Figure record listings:
------------------------------------------------------------

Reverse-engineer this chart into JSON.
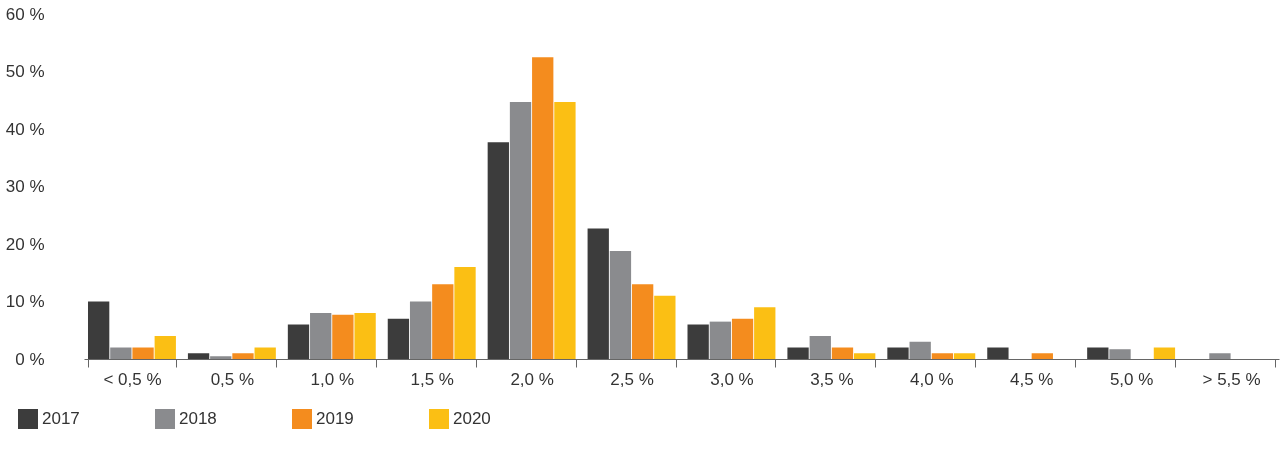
{
  "chart_data": {
    "type": "bar",
    "categories": [
      "< 0,5 %",
      "0,5 %",
      "1,0 %",
      "1,5 %",
      "2,0 %",
      "2,5 %",
      "3,0 %",
      "3,5 %",
      "4,0 %",
      "4,5 %",
      "5,0 %",
      "> 5,5 %"
    ],
    "series": [
      {
        "name": "2017",
        "color": "#3c3c3c",
        "values": [
          10,
          1,
          6,
          7,
          37.7,
          22.7,
          6,
          2,
          2,
          2,
          2,
          0
        ]
      },
      {
        "name": "2018",
        "color": "#8a8b8e",
        "values": [
          2,
          0.5,
          8,
          10,
          44.7,
          18.8,
          6.5,
          4,
          3,
          0,
          1.7,
          1
        ]
      },
      {
        "name": "2019",
        "color": "#f48c1e",
        "values": [
          2,
          1,
          7.7,
          13,
          52.5,
          13,
          7,
          2,
          1,
          1,
          0,
          0
        ]
      },
      {
        "name": "2020",
        "color": "#fbbf14",
        "values": [
          4,
          2,
          8,
          16,
          44.7,
          11,
          9,
          1,
          1,
          0,
          2,
          0
        ]
      }
    ],
    "ylim": [
      0,
      60
    ],
    "yticks": [
      {
        "value": 0,
        "label": "0 %"
      },
      {
        "value": 10,
        "label": "10 %"
      },
      {
        "value": 20,
        "label": "20 %"
      },
      {
        "value": 30,
        "label": "30 %"
      },
      {
        "value": 40,
        "label": "40 %"
      },
      {
        "value": 50,
        "label": "50 %"
      },
      {
        "value": 60,
        "label": "60 %"
      }
    ],
    "grid": false,
    "legend": "bottom left"
  }
}
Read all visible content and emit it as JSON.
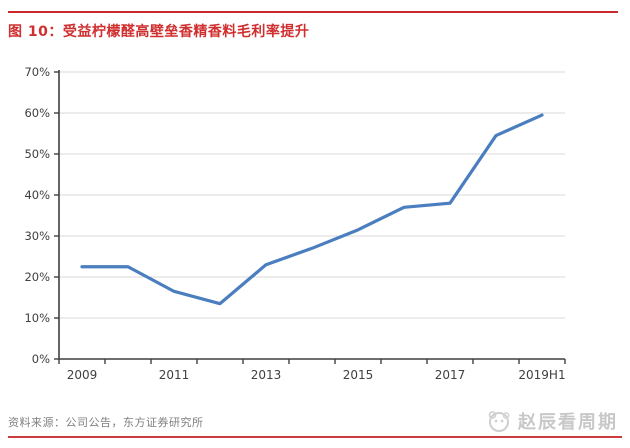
{
  "header": {
    "title": "图 10：受益柠檬醛高壁垒香精香料毛利率提升"
  },
  "footer": {
    "source": "资料来源：公司公告，东方证券研究所",
    "watermark": "赵辰看周期"
  },
  "colors": {
    "accent_red": "#c9282d",
    "title_red": "#d02f2f",
    "line_blue": "#4a7ebf",
    "grid_gray": "#d9d9d9",
    "axis_gray": "#3f3f3f",
    "tick_label_gray": "#404040",
    "source_gray": "#808080",
    "watermark_gray": "#c8c8c8"
  },
  "chart_data": {
    "type": "line",
    "title": "受益柠檬醛高壁垒香精香料毛利率提升",
    "categories": [
      "2009",
      "2010",
      "2011",
      "2012",
      "2013",
      "2014",
      "2015",
      "2016",
      "2017",
      "2018",
      "2019H1"
    ],
    "values": [
      22.5,
      22.5,
      16.5,
      13.5,
      23,
      27,
      31.5,
      37,
      38,
      54.5,
      59.5
    ],
    "unit": "%",
    "ylim": [
      0,
      70
    ],
    "y_step": 10,
    "y_tick_labels": [
      "0%",
      "10%",
      "20%",
      "30%",
      "40%",
      "50%",
      "60%",
      "70%"
    ],
    "x_tick_labels": [
      "2009",
      "2011",
      "2013",
      "2015",
      "2017",
      "2019H1"
    ],
    "x_label_every": 2,
    "grid": "horizontal",
    "legend": "none"
  }
}
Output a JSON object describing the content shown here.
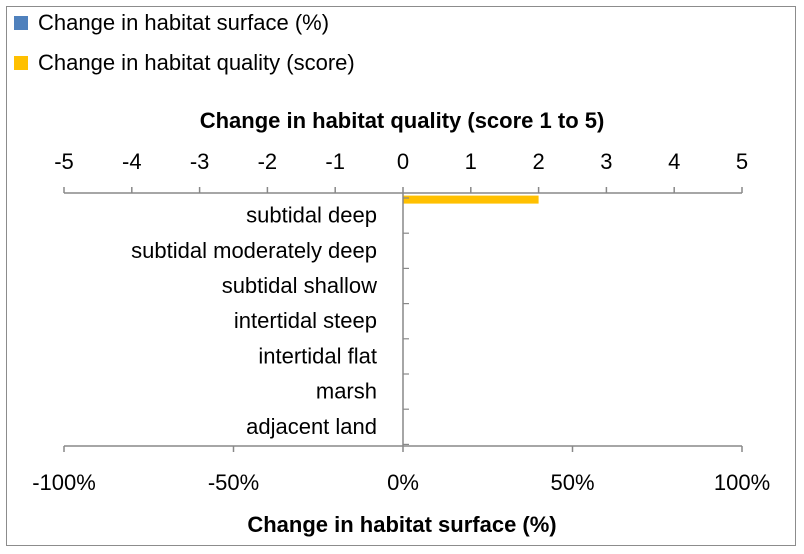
{
  "chart_data": {
    "type": "bar",
    "orientation": "horizontal",
    "categories": [
      "subtidal deep",
      "subtidal moderately deep",
      "subtidal shallow",
      "intertidal steep",
      "intertidal flat",
      "marsh",
      "adjacent land"
    ],
    "series": [
      {
        "name": "Change in habitat surface (%)",
        "axis": "bottom",
        "color": "#4f81bd",
        "values": [
          0,
          0,
          0,
          0,
          0,
          0,
          0
        ]
      },
      {
        "name": "Change in habitat quality (score)",
        "axis": "top",
        "color": "#ffc000",
        "values": [
          2,
          0,
          0,
          0,
          0,
          0,
          0
        ]
      }
    ],
    "top_axis": {
      "label": "Change in habitat quality (score 1 to 5)",
      "range": [
        -5,
        5
      ],
      "ticks": [
        "-5",
        "-4",
        "-3",
        "-2",
        "-1",
        "0",
        "1",
        "2",
        "3",
        "4",
        "5"
      ]
    },
    "bottom_axis": {
      "label": "Change in habitat surface (%)",
      "range": [
        -100,
        100
      ],
      "ticks": [
        "-100%",
        "-50%",
        "0%",
        "50%",
        "100%"
      ]
    },
    "legend_placement": "top-left",
    "grid": false
  }
}
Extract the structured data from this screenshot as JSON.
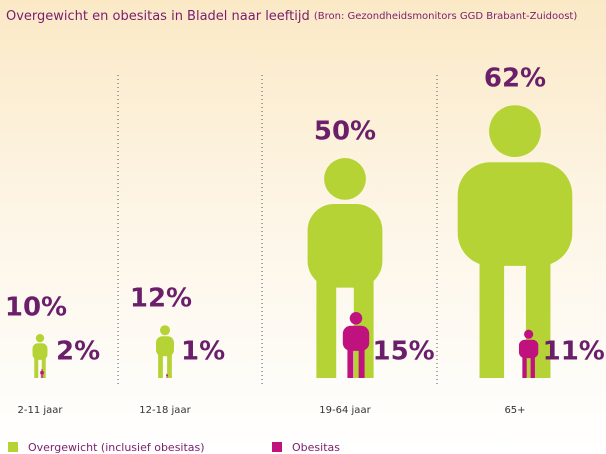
{
  "chart_data": {
    "type": "pictogram",
    "title": "Overgewicht en obesitas in Bladel naar leeftijd",
    "subtitle": "(Bron: Gezondheidsmonitors GGD Brabant-Zuidoost)",
    "categories": [
      "2-11 jaar",
      "12-18 jaar",
      "19-64 jaar",
      "65+"
    ],
    "series": [
      {
        "name": "Overgewicht (inclusief obesitas)",
        "color": "#b5d334",
        "values": [
          10,
          12,
          50,
          62
        ],
        "value_labels": [
          "10%",
          "12%",
          "50%",
          "62%"
        ]
      },
      {
        "name": "Obesitas",
        "color": "#c0127f",
        "values": [
          2,
          1,
          15,
          11
        ],
        "value_labels": [
          "2%",
          "1%",
          "15%",
          "11%"
        ]
      }
    ]
  }
}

------------------------------------------------------------

# THE REQUEST
Pictures in the records above are not copied; print everything else exactly.

# EXPECTED OUTPUT
Reverse-engineer this chart into JSON.
{
  "chart_data": {
    "type": "bar",
    "categories": [
      "< 0,5 %",
      "0,5 %",
      "1,0 %",
      "1,5 %",
      "2,0 %",
      "2,5 %",
      "3,0 %",
      "3,5 %",
      "4,0 %",
      "4,5 %",
      "5,0 %",
      "> 5,5 %"
    ],
    "series": [
      {
        "name": "2017",
        "color": "#3c3c3c",
        "values": [
          10,
          1,
          6,
          7,
          37.7,
          22.7,
          6,
          2,
          2,
          2,
          2,
          0
        ]
      },
      {
        "name": "2018",
        "color": "#8a8b8e",
        "values": [
          2,
          0.5,
          8,
          10,
          44.7,
          18.8,
          6.5,
          4,
          3,
          0,
          1.7,
          1
        ]
      },
      {
        "name": "2019",
        "color": "#f48c1e",
        "values": [
          2,
          1,
          7.7,
          13,
          52.5,
          13,
          7,
          2,
          1,
          1,
          0,
          0
        ]
      },
      {
        "name": "2020",
        "color": "#fbbf14",
        "values": [
          4,
          2,
          8,
          16,
          44.7,
          11,
          9,
          1,
          1,
          0,
          2,
          0
        ]
      }
    ],
    "ylim": [
      0,
      60
    ],
    "yticks": [
      {
        "value": 0,
        "label": "0 %"
      },
      {
        "value": 10,
        "label": "10 %"
      },
      {
        "value": 20,
        "label": "20 %"
      },
      {
        "value": 30,
        "label": "30 %"
      },
      {
        "value": 40,
        "label": "40 %"
      },
      {
        "value": 50,
        "label": "50 %"
      },
      {
        "value": 60,
        "label": "60 %"
      }
    ],
    "grid": false,
    "legend": "bottom left"
  }
}
Read all visible content and emit it as JSON.
{
  "header": {
    "title": "图 10：受益柠檬醛高壁垒香精香料毛利率提升"
  },
  "footer": {
    "source": "资料来源：公司公告，东方证券研究所",
    "watermark": "赵辰看周期"
  },
  "colors": {
    "accent_red": "#c9282d",
    "title_red": "#d02f2f",
    "line_blue": "#4a7ebf",
    "grid_gray": "#d9d9d9",
    "axis_gray": "#3f3f3f",
    "tick_label_gray": "#404040",
    "source_gray": "#808080",
    "watermark_gray": "#c8c8c8"
  },
  "chart_data": {
    "type": "line",
    "title": "受益柠檬醛高壁垒香精香料毛利率提升",
    "categories": [
      "2009",
      "2010",
      "2011",
      "2012",
      "2013",
      "2014",
      "2015",
      "2016",
      "2017",
      "2018",
      "2019H1"
    ],
    "values": [
      22.5,
      22.5,
      16.5,
      13.5,
      23,
      27,
      31.5,
      37,
      38,
      54.5,
      59.5
    ],
    "unit": "%",
    "ylim": [
      0,
      70
    ],
    "y_step": 10,
    "y_tick_labels": [
      "0%",
      "10%",
      "20%",
      "30%",
      "40%",
      "50%",
      "60%",
      "70%"
    ],
    "x_tick_labels": [
      "2009",
      "2011",
      "2013",
      "2015",
      "2017",
      "2019H1"
    ],
    "x_label_every": 2,
    "grid": "horizontal",
    "legend": "none"
  }
}
Output a JSON object describing the content shown here.
{
  "chart_data": {
    "type": "bar",
    "orientation": "horizontal",
    "categories": [
      "subtidal deep",
      "subtidal moderately deep",
      "subtidal shallow",
      "intertidal steep",
      "intertidal flat",
      "marsh",
      "adjacent land"
    ],
    "series": [
      {
        "name": "Change in habitat surface (%)",
        "axis": "bottom",
        "color": "#4f81bd",
        "values": [
          0,
          0,
          0,
          0,
          0,
          0,
          0
        ]
      },
      {
        "name": "Change in habitat quality (score)",
        "axis": "top",
        "color": "#ffc000",
        "values": [
          2,
          0,
          0,
          0,
          0,
          0,
          0
        ]
      }
    ],
    "top_axis": {
      "label": "Change in habitat quality (score 1 to 5)",
      "range": [
        -5,
        5
      ],
      "ticks": [
        "-5",
        "-4",
        "-3",
        "-2",
        "-1",
        "0",
        "1",
        "2",
        "3",
        "4",
        "5"
      ]
    },
    "bottom_axis": {
      "label": "Change in habitat surface (%)",
      "range": [
        -100,
        100
      ],
      "ticks": [
        "-100%",
        "-50%",
        "0%",
        "50%",
        "100%"
      ]
    },
    "legend_placement": "top-left",
    "grid": false
  }
}
Extract the structured data from this screenshot as JSON.
{
  "chart_data": {
    "type": "pictogram",
    "title": "Overgewicht en obesitas in Bladel naar leeftijd",
    "subtitle": "(Bron: Gezondheidsmonitors GGD Brabant-Zuidoost)",
    "categories": [
      "2-11 jaar",
      "12-18 jaar",
      "19-64 jaar",
      "65+"
    ],
    "series": [
      {
        "name": "Overgewicht (inclusief obesitas)",
        "color": "#b5d334",
        "values": [
          10,
          12,
          50,
          62
        ],
        "value_labels": [
          "10%",
          "12%",
          "50%",
          "62%"
        ]
      },
      {
        "name": "Obesitas",
        "color": "#c0127f",
        "values": [
          2,
          1,
          15,
          11
        ],
        "value_labels": [
          "2%",
          "1%",
          "15%",
          "11%"
        ]
      }
    ]
  }
}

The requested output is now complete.